## start Data shown
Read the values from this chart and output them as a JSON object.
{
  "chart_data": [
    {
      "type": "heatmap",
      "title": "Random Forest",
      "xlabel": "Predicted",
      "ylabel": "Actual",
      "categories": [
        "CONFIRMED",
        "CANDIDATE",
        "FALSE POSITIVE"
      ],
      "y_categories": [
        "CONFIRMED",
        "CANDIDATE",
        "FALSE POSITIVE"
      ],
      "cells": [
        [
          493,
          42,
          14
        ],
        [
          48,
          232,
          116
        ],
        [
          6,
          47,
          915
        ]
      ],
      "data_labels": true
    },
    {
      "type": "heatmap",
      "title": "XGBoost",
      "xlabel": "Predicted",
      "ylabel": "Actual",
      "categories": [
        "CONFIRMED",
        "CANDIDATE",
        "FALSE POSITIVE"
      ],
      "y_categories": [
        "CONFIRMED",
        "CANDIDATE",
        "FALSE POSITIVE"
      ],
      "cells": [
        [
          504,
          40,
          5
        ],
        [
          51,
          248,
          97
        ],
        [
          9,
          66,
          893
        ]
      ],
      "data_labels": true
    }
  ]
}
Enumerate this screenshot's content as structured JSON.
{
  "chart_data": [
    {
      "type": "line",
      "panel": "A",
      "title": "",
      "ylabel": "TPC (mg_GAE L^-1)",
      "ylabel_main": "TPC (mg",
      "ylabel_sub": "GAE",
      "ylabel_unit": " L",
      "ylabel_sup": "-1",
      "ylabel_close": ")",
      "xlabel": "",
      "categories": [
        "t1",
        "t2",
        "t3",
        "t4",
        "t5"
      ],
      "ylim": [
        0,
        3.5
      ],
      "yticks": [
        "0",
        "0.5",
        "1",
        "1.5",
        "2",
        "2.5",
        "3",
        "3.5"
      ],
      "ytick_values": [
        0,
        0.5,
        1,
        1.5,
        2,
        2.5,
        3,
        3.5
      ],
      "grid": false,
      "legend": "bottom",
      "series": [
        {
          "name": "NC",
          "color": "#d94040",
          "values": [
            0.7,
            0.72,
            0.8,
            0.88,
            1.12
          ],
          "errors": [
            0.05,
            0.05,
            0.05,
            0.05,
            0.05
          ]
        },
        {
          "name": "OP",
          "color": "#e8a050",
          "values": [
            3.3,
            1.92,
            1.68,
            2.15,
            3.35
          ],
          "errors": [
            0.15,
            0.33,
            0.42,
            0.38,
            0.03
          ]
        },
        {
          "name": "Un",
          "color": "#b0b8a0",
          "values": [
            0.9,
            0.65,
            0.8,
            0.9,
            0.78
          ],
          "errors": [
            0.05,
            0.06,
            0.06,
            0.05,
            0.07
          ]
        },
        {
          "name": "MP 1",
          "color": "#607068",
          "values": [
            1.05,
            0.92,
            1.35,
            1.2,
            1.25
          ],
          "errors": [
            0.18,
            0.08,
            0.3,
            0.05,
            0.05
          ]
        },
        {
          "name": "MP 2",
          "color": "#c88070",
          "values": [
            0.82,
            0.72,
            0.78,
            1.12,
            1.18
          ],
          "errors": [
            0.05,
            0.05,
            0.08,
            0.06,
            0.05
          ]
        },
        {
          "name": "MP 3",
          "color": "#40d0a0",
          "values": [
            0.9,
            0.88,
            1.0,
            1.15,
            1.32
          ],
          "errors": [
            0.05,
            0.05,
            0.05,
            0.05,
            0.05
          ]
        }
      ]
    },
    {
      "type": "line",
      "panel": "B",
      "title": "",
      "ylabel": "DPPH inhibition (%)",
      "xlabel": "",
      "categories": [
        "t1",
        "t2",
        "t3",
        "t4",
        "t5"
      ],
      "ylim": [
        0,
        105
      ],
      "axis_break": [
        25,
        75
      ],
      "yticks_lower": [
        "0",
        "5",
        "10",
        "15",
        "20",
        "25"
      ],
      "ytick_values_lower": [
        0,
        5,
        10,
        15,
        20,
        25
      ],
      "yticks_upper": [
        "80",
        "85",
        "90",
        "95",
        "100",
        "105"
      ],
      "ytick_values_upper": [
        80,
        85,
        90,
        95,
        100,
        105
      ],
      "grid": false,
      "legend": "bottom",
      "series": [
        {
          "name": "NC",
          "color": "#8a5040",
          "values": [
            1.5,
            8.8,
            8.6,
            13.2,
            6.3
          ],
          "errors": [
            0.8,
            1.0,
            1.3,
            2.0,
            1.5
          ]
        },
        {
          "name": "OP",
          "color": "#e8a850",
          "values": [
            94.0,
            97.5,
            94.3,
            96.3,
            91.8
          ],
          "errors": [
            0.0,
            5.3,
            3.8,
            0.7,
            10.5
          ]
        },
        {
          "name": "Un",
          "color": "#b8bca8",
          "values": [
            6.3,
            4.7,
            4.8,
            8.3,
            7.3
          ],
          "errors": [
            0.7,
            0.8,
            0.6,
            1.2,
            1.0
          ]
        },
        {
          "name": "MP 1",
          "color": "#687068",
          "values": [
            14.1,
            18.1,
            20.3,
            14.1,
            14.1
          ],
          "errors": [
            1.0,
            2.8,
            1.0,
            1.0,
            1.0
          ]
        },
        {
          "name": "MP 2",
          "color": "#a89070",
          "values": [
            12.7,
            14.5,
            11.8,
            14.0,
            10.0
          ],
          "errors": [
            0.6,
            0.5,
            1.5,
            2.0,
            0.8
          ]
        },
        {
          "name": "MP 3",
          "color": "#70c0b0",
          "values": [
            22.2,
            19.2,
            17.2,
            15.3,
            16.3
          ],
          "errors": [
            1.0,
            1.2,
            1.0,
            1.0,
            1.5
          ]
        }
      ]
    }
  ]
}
## end Data shown
(Written request) Retype the material in full, character for character.

(Result of this exercise)
Read the values from this chart and output them as a JSON object.
{
  "chart_data": [
    {
      "type": "heatmap",
      "title": "Random Forest",
      "xlabel": "Predicted",
      "ylabel": "Actual",
      "categories": [
        "CONFIRMED",
        "CANDIDATE",
        "FALSE POSITIVE"
      ],
      "y_categories": [
        "CONFIRMED",
        "CANDIDATE",
        "FALSE POSITIVE"
      ],
      "cells": [
        [
          493,
          42,
          14
        ],
        [
          48,
          232,
          116
        ],
        [
          6,
          47,
          915
        ]
      ],
      "data_labels": true
    },
    {
      "type": "heatmap",
      "title": "XGBoost",
      "xlabel": "Predicted",
      "ylabel": "Actual",
      "categories": [
        "CONFIRMED",
        "CANDIDATE",
        "FALSE POSITIVE"
      ],
      "y_categories": [
        "CONFIRMED",
        "CANDIDATE",
        "FALSE POSITIVE"
      ],
      "cells": [
        [
          504,
          40,
          5
        ],
        [
          51,
          248,
          97
        ],
        [
          9,
          66,
          893
        ]
      ],
      "data_labels": true
    }
  ]
}
Enumerate this screenshot's content as structured JSON.
{
  "chart_data": [
    {
      "type": "line",
      "panel": "A",
      "title": "",
      "ylabel": "TPC (mg_GAE L^-1)",
      "ylabel_main": "TPC (mg",
      "ylabel_sub": "GAE",
      "ylabel_unit": " L",
      "ylabel_sup": "-1",
      "ylabel_close": ")",
      "xlabel": "",
      "categories": [
        "t1",
        "t2",
        "t3",
        "t4",
        "t5"
      ],
      "ylim": [
        0,
        3.5
      ],
      "yticks": [
        "0",
        "0.5",
        "1",
        "1.5",
        "2",
        "2.5",
        "3",
        "3.5"
      ],
      "ytick_values": [
        0,
        0.5,
        1,
        1.5,
        2,
        2.5,
        3,
        3.5
      ],
      "grid": false,
      "legend": "bottom",
      "series": [
        {
          "name": "NC",
          "color": "#d94040",
          "values": [
            0.7,
            0.72,
            0.8,
            0.88,
            1.12
          ],
          "errors": [
            0.05,
            0.05,
            0.05,
            0.05,
            0.05
          ]
        },
        {
          "name": "OP",
          "color": "#e8a050",
          "values": [
            3.3,
            1.92,
            1.68,
            2.15,
            3.35
          ],
          "errors": [
            0.15,
            0.33,
            0.42,
            0.38,
            0.03
          ]
        },
        {
          "name": "Un",
          "color": "#b0b8a0",
          "values": [
            0.9,
            0.65,
            0.8,
            0.9,
            0.78
          ],
          "errors": [
            0.05,
            0.06,
            0.06,
            0.05,
            0.07
          ]
        },
        {
          "name": "MP 1",
          "color": "#607068",
          "values": [
            1.05,
            0.92,
            1.35,
            1.2,
            1.25
          ],
          "errors": [
            0.18,
            0.08,
            0.3,
            0.05,
            0.05
          ]
        },
        {
          "name": "MP 2",
          "color": "#c88070",
          "values": [
            0.82,
            0.72,
            0.78,
            1.12,
            1.18
          ],
          "errors": [
            0.05,
            0.05,
            0.08,
            0.06,
            0.05
          ]
        },
        {
          "name": "MP 3",
          "color": "#40d0a0",
          "values": [
            0.9,
            0.88,
            1.0,
            1.15,
            1.32
          ],
          "errors": [
            0.05,
            0.05,
            0.05,
            0.05,
            0.05
          ]
        }
      ]
    },
    {
      "type": "line",
      "panel": "B",
      "title": "",
      "ylabel": "DPPH inhibition (%)",
      "xlabel": "",
      "categories": [
        "t1",
        "t2",
        "t3",
        "t4",
        "t5"
      ],
      "ylim": [
        0,
        105
      ],
      "axis_break": [
        25,
        75
      ],
      "yticks_lower": [
        "0",
        "5",
        "10",
        "15",
        "20",
        "25"
      ],
      "ytick_values_lower": [
        0,
        5,
        10,
        15,
        20,
        25
      ],
      "yticks_upper": [
        "80",
        "85",
        "90",
        "95",
        "100",
        "105"
      ],
      "ytick_values_upper": [
        80,
        85,
        90,
        95,
        100,
        105
      ],
      "grid": false,
      "legend": "bottom",
      "series": [
        {
          "name": "NC",
          "color": "#8a5040",
          "values": [
            1.5,
            8.8,
            8.6,
            13.2,
            6.3
          ],
          "errors": [
            0.8,
            1.0,
            1.3,
            2.0,
            1.5
          ]
        },
        {
          "name": "OP",
          "color": "#e8a850",
          "values": [
            94.0,
            97.5,
            94.3,
            96.3,
            91.8
          ],
          "errors": [
            0.0,
            5.3,
            3.8,
            0.7,
            10.5
          ]
        },
        {
          "name": "Un",
          "color": "#b8bca8",
          "values": [
            6.3,
            4.7,
            4.8,
            8.3,
            7.3
          ],
          "errors": [
            0.7,
            0.8,
            0.6,
            1.2,
            1.0
          ]
        },
        {
          "name": "MP 1",
          "color": "#687068",
          "values": [
            14.1,
            18.1,
            20.3,
            14.1,
            14.1
          ],
          "errors": [
            1.0,
            2.8,
            1.0,
            1.0,
            1.0
          ]
        },
        {
          "name": "MP 2",
          "color": "#a89070",
          "values": [
            12.7,
            14.5,
            11.8,
            14.0,
            10.0
          ],
          "errors": [
            0.6,
            0.5,
            1.5,
            2.0,
            0.8
          ]
        },
        {
          "name": "MP 3",
          "color": "#70c0b0",
          "values": [
            22.2,
            19.2,
            17.2,
            15.3,
            16.3
          ],
          "errors": [
            1.0,
            1.2,
            1.0,
            1.0,
            1.5
          ]
        }
      ]
    }
  ]
}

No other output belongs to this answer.